Exercise instructions: Keep only the lines that hold the string "Leard", filtering out the rest of the entries below.

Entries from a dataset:
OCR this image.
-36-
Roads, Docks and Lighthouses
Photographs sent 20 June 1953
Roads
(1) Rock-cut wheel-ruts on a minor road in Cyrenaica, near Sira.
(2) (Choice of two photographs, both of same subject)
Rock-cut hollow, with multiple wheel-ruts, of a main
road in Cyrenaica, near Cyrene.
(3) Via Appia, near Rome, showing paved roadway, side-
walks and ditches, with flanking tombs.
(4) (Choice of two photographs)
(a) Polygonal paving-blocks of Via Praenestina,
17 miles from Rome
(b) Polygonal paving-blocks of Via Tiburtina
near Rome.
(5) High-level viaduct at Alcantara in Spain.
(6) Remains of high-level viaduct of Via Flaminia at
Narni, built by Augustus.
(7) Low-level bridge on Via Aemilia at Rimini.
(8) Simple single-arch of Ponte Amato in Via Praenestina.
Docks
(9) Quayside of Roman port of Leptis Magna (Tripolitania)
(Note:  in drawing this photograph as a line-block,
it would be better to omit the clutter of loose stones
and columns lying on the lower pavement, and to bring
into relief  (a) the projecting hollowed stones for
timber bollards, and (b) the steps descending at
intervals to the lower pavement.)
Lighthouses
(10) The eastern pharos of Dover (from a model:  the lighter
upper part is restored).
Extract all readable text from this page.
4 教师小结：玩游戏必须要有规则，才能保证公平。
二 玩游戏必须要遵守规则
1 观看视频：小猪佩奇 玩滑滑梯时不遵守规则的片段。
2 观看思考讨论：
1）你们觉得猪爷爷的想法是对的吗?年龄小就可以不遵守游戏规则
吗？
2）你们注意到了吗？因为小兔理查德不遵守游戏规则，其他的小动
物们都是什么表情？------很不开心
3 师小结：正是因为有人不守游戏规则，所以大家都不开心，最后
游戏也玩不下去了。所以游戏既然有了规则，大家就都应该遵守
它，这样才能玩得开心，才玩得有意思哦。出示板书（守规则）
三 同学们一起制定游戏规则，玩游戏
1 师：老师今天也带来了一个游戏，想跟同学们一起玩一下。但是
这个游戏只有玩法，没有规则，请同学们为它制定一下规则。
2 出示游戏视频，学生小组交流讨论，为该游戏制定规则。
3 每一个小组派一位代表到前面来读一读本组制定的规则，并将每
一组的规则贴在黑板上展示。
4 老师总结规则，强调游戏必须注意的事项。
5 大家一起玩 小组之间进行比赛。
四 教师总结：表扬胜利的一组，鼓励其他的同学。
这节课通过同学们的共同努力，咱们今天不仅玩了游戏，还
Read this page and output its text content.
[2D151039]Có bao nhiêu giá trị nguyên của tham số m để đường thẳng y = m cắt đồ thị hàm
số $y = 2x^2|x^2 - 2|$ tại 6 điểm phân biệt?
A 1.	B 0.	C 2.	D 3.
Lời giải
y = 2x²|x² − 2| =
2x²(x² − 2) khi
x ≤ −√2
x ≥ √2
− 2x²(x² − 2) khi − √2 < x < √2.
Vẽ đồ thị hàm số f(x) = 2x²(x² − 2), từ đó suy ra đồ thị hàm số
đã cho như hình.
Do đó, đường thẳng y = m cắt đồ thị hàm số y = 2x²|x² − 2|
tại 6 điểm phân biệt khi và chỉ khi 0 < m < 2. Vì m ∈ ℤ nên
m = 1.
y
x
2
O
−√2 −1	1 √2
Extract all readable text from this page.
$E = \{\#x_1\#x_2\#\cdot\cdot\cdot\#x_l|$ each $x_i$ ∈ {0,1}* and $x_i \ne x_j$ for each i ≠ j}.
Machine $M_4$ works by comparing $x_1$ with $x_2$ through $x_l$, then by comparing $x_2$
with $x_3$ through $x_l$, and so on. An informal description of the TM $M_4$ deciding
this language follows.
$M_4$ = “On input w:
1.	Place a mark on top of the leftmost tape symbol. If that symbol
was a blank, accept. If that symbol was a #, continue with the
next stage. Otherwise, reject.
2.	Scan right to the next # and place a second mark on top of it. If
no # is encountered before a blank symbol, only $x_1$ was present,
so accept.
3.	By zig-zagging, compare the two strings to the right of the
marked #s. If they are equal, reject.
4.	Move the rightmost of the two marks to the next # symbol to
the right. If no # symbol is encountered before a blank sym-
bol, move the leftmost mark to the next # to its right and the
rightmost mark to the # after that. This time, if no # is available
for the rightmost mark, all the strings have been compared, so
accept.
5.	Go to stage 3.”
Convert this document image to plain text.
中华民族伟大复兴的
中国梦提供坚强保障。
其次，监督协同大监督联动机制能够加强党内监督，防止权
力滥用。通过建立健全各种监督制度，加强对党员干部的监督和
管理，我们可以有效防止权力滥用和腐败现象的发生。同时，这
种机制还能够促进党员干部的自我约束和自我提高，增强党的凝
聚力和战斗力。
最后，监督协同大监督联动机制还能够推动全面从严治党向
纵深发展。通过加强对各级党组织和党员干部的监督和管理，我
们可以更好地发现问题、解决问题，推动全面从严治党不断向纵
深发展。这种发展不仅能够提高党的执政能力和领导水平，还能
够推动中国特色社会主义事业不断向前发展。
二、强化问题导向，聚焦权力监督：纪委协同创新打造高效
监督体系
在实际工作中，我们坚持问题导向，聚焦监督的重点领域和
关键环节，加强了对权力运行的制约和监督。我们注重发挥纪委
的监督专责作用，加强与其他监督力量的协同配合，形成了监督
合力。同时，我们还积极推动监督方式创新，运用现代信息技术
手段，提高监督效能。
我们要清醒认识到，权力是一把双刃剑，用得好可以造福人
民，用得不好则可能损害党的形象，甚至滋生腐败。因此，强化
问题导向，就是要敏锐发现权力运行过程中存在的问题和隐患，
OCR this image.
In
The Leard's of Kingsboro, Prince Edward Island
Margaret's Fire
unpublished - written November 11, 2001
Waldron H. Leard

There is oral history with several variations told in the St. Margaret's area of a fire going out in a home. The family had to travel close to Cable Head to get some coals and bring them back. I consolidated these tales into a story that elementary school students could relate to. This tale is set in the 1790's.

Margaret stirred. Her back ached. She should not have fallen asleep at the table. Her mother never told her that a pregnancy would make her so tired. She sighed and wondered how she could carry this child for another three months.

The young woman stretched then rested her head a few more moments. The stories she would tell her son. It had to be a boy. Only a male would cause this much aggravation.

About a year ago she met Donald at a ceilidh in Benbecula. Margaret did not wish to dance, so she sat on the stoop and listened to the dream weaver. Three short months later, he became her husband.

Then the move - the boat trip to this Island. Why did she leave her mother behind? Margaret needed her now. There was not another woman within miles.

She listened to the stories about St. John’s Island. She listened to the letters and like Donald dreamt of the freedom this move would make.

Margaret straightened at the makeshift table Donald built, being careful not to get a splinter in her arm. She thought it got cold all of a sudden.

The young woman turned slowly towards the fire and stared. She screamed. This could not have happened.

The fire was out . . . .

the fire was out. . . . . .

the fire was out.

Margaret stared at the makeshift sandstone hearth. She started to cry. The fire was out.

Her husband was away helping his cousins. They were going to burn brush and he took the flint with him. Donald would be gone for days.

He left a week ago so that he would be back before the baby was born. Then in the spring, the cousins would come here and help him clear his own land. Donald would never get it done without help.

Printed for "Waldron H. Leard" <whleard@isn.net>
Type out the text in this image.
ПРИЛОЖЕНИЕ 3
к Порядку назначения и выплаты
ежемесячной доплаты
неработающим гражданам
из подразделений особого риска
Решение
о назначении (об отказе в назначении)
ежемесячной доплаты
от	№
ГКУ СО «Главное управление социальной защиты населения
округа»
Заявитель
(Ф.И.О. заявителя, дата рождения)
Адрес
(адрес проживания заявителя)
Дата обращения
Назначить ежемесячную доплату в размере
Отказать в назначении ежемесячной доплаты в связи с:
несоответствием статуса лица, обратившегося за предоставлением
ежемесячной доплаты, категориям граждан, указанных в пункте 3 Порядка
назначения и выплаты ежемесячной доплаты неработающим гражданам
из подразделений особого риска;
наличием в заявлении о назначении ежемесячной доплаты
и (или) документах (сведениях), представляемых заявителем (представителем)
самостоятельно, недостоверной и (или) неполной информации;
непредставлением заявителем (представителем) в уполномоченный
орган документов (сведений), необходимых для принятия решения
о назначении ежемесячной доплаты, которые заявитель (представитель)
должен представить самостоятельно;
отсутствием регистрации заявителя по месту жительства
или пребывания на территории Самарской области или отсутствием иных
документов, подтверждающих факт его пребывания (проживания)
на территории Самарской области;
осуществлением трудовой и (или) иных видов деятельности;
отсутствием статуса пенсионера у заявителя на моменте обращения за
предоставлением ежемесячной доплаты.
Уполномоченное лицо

Complete answer:
The Leard's of Kingsboro, Prince Edward Island
Waldron H. Leard
Printed for "Waldron H. Leard" <whleard@isn.net>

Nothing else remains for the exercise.